Find all the lines with "title" and gather them.

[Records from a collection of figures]

--- begin ---

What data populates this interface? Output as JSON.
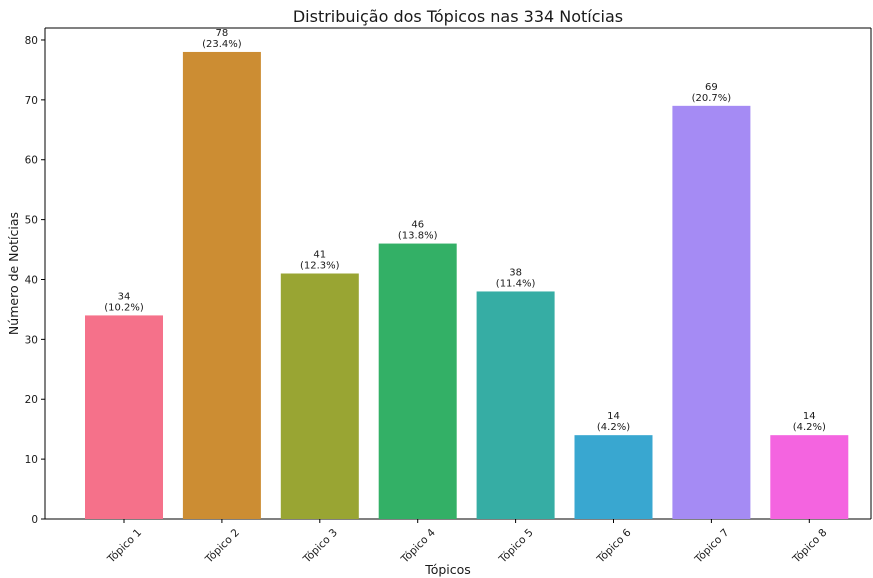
{
  "chart_data": {
    "type": "bar",
    "title": "Distribuição dos Tópicos nas 334 Notícias",
    "xlabel": "Tópicos",
    "ylabel": "Número de Notícias",
    "ylim": [
      0,
      82
    ],
    "yticks": [
      0,
      10,
      20,
      30,
      40,
      50,
      60,
      70,
      80
    ],
    "grid": false,
    "categories": [
      "Tópico 1",
      "Tópico 2",
      "Tópico 3",
      "Tópico 4",
      "Tópico 5",
      "Tópico 6",
      "Tópico 7",
      "Tópico 8"
    ],
    "values": [
      34,
      78,
      41,
      46,
      38,
      14,
      69,
      14
    ],
    "percent_labels": [
      "(10.2%)",
      "(23.4%)",
      "(12.3%)",
      "(13.8%)",
      "(11.4%)",
      "(4.2%)",
      "(20.7%)",
      "(4.2%)"
    ],
    "colors": [
      "#f5718a",
      "#cc8d33",
      "#99a533",
      "#33b066",
      "#36ada4",
      "#39a7d0",
      "#a58bf4",
      "#f464e0"
    ]
  }
}
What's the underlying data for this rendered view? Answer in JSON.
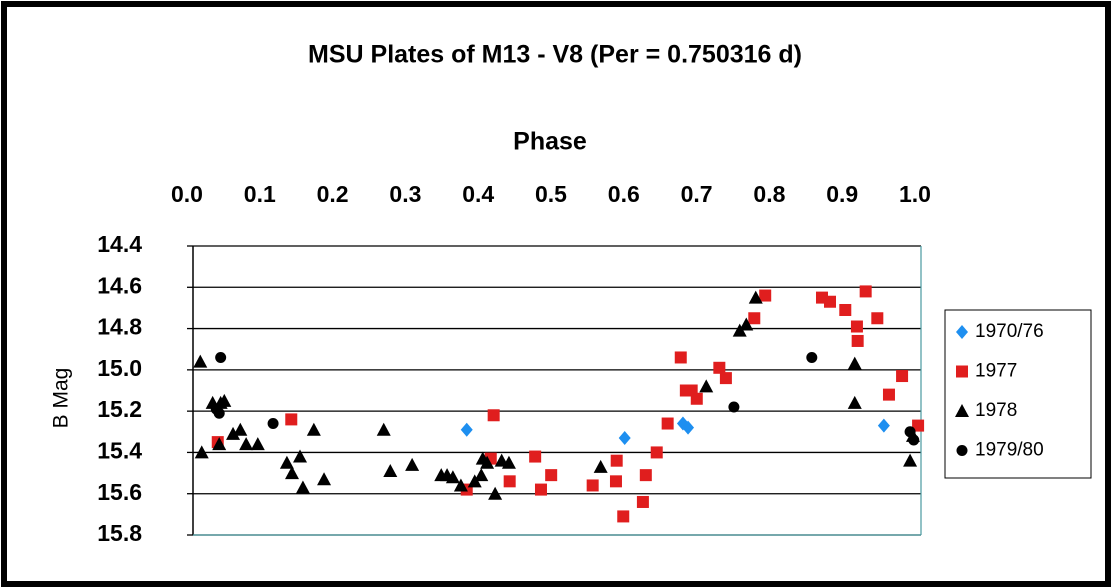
{
  "chart_data": {
    "type": "scatter",
    "title": "MSU Plates of M13 - V8  (Per = 0.750316 d)",
    "x_label": "Phase",
    "y_label": "B Mag",
    "xlim": [
      0,
      1
    ],
    "xticks": [
      {
        "value": 0,
        "label": "0.0"
      },
      0.1,
      0.2,
      0.3,
      0.4,
      0.5,
      0.6,
      0.7,
      0.8,
      0.9,
      {
        "value": 1,
        "label": "1.0"
      }
    ],
    "x_axis_position": "top",
    "ylim": [
      15.8,
      14.4
    ],
    "yticks": [
      15.8,
      15.6,
      15.4,
      15.2,
      {
        "value": 15,
        "label": "15.0"
      },
      14.8,
      14.6,
      14.4
    ],
    "grid": true,
    "legend": "right",
    "series": [
      {
        "name": "1970/76",
        "color": "#1e8ff0",
        "marker": "diamond",
        "x": [
          0.376,
          0.593,
          0.673,
          0.68,
          0.949
        ],
        "values": [
          15.29,
          15.33,
          15.26,
          15.28,
          15.27
        ]
      },
      {
        "name": "1977",
        "color": "#e01e1e",
        "marker": "square",
        "x": [
          0.034,
          0.135,
          0.376,
          0.413,
          0.409,
          0.435,
          0.47,
          0.478,
          0.492,
          0.549,
          0.582,
          0.581,
          0.591,
          0.618,
          0.622,
          0.637,
          0.652,
          0.67,
          0.677,
          0.685,
          0.692,
          0.723,
          0.732,
          0.771,
          0.786,
          0.864,
          0.875,
          0.896,
          0.912,
          0.924,
          0.913,
          0.94,
          0.956,
          0.974,
          0.996
        ],
        "values": [
          15.35,
          15.24,
          15.58,
          15.22,
          15.43,
          15.54,
          15.42,
          15.58,
          15.51,
          15.56,
          15.44,
          15.54,
          15.71,
          15.64,
          15.51,
          15.4,
          15.26,
          14.94,
          15.1,
          15.1,
          15.14,
          14.99,
          15.04,
          14.75,
          14.64,
          14.65,
          14.67,
          14.71,
          14.79,
          14.62,
          14.86,
          14.75,
          15.12,
          15.03,
          15.27
        ]
      },
      {
        "name": "1978",
        "color": "#000000",
        "marker": "triangle",
        "x": [
          0.01,
          0.012,
          0.027,
          0.038,
          0.043,
          0.036,
          0.055,
          0.065,
          0.073,
          0.089,
          0.129,
          0.136,
          0.147,
          0.151,
          0.166,
          0.18,
          0.262,
          0.271,
          0.301,
          0.341,
          0.349,
          0.357,
          0.368,
          0.387,
          0.396,
          0.398,
          0.404,
          0.415,
          0.424,
          0.434,
          0.56,
          0.705,
          0.751,
          0.76,
          0.773,
          0.909,
          0.909,
          0.985,
          0.989
        ],
        "values": [
          14.96,
          15.4,
          15.16,
          15.16,
          15.15,
          15.36,
          15.31,
          15.29,
          15.36,
          15.36,
          15.45,
          15.5,
          15.42,
          15.57,
          15.29,
          15.53,
          15.29,
          15.49,
          15.46,
          15.51,
          15.51,
          15.52,
          15.56,
          15.54,
          15.51,
          15.43,
          15.45,
          15.6,
          15.44,
          15.45,
          15.47,
          15.08,
          14.81,
          14.78,
          14.65,
          14.97,
          15.16,
          15.44,
          15.32
        ]
      },
      {
        "name": "1979/80",
        "color": "#000000",
        "marker": "circle",
        "x": [
          0.038,
          0.032,
          0.036,
          0.11,
          0.743,
          0.85,
          0.985,
          0.99
        ],
        "values": [
          14.94,
          15.19,
          15.21,
          15.26,
          15.18,
          14.94,
          15.3,
          15.34
        ]
      }
    ]
  }
}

--- end ---

Finished task:
    "title": "Distribuição dos Tópicos nas 334 Notícias",
    "title": "MSU Plates of M13 - V8  (Per = 0.750316 d)",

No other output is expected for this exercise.